To do => Comb the records below for the string "color" and copy each line where it turns up.

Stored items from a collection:
----

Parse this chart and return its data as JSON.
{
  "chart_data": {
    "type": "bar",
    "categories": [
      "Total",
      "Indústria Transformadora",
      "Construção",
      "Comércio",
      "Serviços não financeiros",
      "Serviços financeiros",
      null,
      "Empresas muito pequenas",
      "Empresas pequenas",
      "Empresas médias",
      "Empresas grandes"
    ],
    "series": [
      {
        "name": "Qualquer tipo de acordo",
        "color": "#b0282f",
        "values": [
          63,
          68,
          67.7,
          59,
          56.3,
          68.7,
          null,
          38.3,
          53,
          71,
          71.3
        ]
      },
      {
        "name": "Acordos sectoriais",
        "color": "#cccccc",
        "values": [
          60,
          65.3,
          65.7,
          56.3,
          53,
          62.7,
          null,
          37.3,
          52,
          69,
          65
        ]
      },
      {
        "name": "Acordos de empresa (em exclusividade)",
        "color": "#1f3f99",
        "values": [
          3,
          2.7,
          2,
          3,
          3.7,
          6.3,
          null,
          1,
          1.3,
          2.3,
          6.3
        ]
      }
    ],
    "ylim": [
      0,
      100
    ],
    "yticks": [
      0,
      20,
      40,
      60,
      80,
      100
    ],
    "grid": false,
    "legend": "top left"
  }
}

----

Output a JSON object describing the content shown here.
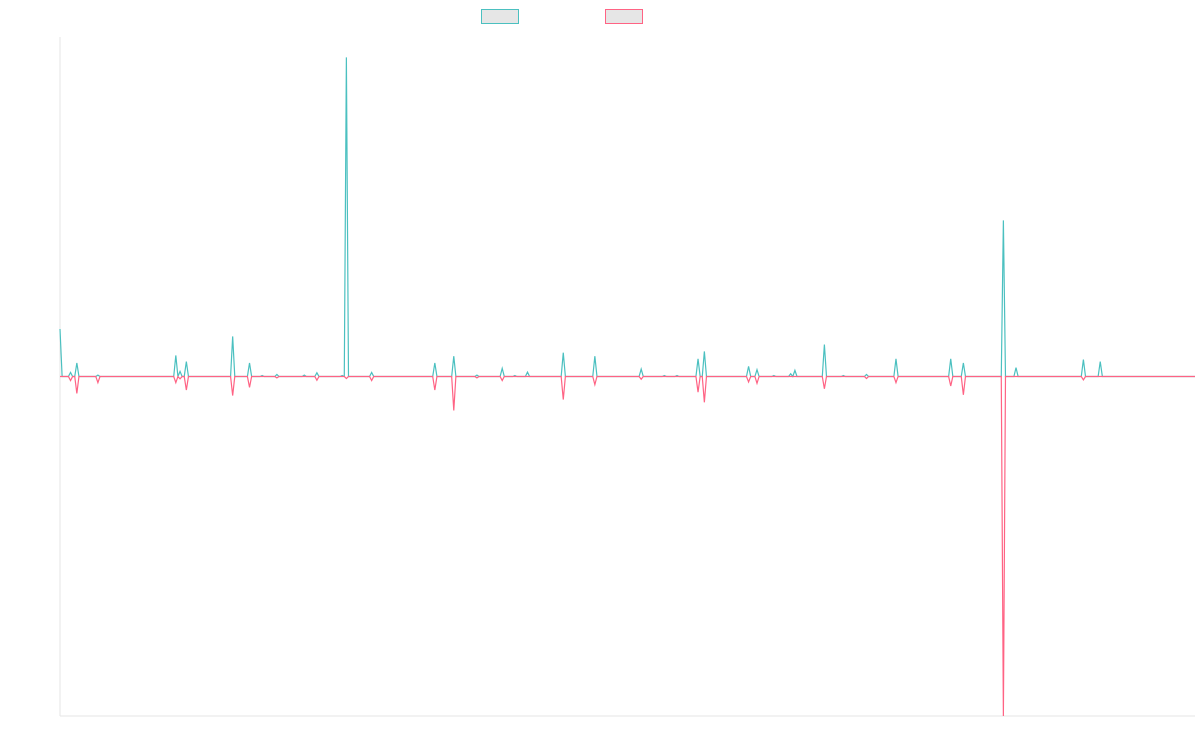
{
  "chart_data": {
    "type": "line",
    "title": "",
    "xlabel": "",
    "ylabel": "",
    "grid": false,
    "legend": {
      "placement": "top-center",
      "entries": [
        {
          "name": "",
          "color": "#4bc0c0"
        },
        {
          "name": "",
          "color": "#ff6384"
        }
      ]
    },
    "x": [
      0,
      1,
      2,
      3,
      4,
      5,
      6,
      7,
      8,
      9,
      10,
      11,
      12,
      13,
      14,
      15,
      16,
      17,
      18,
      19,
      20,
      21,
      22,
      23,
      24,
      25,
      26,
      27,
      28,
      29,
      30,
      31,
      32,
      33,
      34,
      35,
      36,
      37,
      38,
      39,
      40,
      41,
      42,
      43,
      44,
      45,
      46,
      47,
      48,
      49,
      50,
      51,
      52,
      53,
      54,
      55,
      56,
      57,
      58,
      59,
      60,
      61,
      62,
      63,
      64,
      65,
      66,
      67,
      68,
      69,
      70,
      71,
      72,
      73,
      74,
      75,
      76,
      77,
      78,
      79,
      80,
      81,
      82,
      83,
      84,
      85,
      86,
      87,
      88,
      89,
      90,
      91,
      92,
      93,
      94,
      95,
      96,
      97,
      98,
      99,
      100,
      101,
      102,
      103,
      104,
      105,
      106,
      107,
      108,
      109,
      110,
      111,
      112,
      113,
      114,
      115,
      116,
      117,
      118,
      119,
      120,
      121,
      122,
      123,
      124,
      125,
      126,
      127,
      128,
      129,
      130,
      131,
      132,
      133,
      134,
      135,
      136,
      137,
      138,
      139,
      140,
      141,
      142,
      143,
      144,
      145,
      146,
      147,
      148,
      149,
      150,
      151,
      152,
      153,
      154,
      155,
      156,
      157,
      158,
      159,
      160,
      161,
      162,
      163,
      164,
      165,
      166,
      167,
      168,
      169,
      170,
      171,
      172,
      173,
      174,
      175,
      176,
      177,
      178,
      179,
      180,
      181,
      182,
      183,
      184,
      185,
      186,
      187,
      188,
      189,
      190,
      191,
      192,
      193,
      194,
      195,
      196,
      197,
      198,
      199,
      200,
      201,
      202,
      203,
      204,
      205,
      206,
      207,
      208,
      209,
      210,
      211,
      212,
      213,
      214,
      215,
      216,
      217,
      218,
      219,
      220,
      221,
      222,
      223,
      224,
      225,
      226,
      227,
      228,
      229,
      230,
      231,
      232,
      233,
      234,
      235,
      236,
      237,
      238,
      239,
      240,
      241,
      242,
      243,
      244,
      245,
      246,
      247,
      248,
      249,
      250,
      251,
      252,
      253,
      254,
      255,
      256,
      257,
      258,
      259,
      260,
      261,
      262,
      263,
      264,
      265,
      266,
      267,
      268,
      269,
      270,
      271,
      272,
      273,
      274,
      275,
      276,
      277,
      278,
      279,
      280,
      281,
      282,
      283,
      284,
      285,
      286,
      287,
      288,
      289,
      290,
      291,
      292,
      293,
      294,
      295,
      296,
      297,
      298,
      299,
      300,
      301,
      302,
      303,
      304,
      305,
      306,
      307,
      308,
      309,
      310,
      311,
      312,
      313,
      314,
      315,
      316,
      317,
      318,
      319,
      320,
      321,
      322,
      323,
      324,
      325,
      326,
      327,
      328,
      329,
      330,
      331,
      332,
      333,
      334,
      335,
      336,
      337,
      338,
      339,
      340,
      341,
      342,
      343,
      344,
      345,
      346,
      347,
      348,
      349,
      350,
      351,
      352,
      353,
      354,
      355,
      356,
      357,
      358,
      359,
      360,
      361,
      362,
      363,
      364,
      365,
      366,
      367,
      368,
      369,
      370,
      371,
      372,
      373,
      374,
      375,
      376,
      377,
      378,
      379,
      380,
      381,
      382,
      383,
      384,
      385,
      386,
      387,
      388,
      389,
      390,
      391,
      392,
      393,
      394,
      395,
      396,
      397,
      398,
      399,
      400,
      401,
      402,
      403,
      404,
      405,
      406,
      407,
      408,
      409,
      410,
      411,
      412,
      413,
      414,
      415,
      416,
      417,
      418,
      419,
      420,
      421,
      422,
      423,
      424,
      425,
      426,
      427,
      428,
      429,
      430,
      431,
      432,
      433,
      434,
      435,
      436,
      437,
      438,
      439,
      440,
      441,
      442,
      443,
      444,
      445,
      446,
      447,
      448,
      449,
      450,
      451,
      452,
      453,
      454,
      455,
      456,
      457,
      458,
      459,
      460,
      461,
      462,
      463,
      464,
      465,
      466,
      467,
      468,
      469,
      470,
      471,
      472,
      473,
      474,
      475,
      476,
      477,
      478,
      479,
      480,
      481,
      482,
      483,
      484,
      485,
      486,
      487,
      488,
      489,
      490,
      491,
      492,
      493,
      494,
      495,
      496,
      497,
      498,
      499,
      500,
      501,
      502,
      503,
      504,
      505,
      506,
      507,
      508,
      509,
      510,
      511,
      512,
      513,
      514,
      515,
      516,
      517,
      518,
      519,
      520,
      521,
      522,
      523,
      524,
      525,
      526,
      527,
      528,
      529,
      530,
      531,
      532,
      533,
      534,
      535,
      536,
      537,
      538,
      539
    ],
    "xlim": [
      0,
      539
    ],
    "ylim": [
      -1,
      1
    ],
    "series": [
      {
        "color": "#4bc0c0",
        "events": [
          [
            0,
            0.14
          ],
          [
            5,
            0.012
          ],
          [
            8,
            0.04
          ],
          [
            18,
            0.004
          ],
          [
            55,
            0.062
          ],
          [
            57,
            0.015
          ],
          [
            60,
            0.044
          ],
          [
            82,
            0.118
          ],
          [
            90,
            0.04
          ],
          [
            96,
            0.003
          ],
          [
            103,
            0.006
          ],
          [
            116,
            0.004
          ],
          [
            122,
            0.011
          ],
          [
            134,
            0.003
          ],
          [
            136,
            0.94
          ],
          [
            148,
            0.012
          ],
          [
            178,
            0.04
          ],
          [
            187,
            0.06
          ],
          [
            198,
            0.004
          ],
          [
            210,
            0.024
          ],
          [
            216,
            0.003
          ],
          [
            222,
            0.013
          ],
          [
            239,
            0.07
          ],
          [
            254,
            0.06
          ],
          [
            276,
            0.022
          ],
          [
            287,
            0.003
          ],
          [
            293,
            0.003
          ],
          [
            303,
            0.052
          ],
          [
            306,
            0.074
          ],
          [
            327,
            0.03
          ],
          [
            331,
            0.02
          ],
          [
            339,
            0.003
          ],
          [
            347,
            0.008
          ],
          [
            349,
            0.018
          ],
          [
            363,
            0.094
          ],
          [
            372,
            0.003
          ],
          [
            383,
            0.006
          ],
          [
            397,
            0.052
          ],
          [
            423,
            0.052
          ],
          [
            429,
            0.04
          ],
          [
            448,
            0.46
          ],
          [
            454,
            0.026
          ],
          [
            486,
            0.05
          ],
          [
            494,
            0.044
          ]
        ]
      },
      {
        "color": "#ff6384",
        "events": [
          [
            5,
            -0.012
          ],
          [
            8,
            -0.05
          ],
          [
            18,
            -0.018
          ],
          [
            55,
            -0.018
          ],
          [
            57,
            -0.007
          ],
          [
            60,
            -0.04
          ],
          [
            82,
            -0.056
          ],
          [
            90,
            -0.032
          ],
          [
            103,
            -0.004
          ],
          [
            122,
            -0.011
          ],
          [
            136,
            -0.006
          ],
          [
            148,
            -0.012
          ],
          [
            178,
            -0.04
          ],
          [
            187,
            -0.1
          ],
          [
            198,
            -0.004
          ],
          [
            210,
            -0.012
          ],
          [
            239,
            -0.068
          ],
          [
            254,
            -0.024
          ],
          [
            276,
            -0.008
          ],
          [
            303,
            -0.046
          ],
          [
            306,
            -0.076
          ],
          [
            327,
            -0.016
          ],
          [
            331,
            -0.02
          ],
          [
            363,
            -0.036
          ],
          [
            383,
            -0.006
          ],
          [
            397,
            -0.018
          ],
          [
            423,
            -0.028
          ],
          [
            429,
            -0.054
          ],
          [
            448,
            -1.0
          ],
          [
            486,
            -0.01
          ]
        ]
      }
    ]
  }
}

----

Written answer =>
        "color": "#b0282f",
        "color": "#cccccc",
        "color": "#1f3f99",
          "color": "#4bc0c0"
          "color": "#ff6384"
        "color": "#4bc0c0",
        "color": "#ff6384",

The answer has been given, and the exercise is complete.